_Figure collection entries_:
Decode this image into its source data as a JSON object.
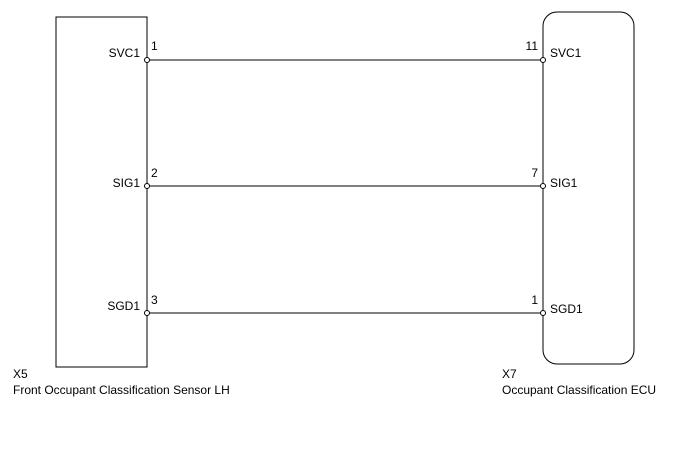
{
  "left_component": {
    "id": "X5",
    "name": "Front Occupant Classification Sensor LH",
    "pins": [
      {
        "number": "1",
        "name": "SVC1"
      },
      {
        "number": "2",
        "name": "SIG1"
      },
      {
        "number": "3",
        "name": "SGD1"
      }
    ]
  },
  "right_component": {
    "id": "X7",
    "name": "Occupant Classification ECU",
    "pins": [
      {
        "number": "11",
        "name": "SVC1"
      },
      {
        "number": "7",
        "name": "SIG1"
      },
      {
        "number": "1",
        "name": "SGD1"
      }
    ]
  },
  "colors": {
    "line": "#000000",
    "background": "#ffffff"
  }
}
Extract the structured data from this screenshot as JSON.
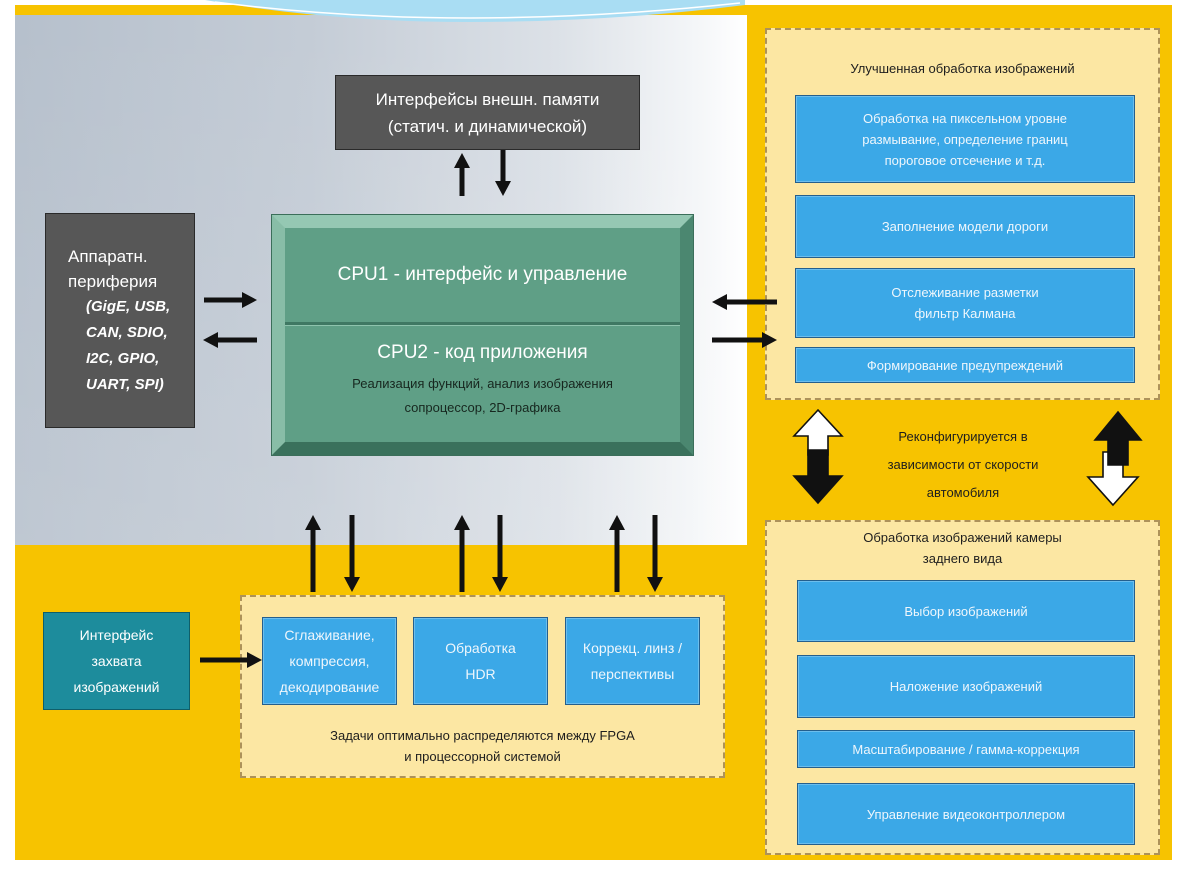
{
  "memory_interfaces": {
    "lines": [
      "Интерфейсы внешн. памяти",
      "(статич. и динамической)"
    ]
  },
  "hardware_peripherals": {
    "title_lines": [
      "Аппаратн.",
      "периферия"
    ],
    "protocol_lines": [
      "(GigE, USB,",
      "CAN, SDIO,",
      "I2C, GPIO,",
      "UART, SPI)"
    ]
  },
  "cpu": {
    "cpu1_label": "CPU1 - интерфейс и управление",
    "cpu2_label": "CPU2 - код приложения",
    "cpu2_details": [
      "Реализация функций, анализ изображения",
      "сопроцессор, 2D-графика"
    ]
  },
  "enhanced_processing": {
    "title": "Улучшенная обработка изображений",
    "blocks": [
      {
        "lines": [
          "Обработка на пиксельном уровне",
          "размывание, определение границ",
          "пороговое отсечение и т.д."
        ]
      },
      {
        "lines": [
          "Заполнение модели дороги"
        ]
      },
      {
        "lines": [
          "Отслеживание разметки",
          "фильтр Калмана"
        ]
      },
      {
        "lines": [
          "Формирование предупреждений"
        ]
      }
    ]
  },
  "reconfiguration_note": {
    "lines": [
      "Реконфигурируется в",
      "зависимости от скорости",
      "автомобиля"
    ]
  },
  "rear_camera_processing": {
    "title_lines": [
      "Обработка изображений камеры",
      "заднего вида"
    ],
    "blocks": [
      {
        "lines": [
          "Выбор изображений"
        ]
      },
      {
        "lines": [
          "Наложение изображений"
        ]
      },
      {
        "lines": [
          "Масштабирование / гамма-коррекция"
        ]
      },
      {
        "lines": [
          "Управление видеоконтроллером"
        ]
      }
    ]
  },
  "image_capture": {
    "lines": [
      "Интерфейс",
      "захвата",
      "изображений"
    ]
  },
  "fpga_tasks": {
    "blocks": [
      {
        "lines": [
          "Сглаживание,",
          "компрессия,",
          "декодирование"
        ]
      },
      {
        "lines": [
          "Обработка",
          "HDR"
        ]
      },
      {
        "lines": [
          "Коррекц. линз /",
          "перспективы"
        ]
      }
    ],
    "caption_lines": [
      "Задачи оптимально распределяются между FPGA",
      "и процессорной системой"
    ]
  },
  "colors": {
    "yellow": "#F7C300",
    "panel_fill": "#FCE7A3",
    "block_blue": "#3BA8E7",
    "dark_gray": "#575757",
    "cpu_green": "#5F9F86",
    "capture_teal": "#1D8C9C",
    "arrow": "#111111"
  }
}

_STATED PROBLEM_:
Collect the lines of the data that carry the word "this".

_FULL SOLUTION_:
Decode this image into its source data as a JSON object.
Extract the structured data from this screenshot as JSON.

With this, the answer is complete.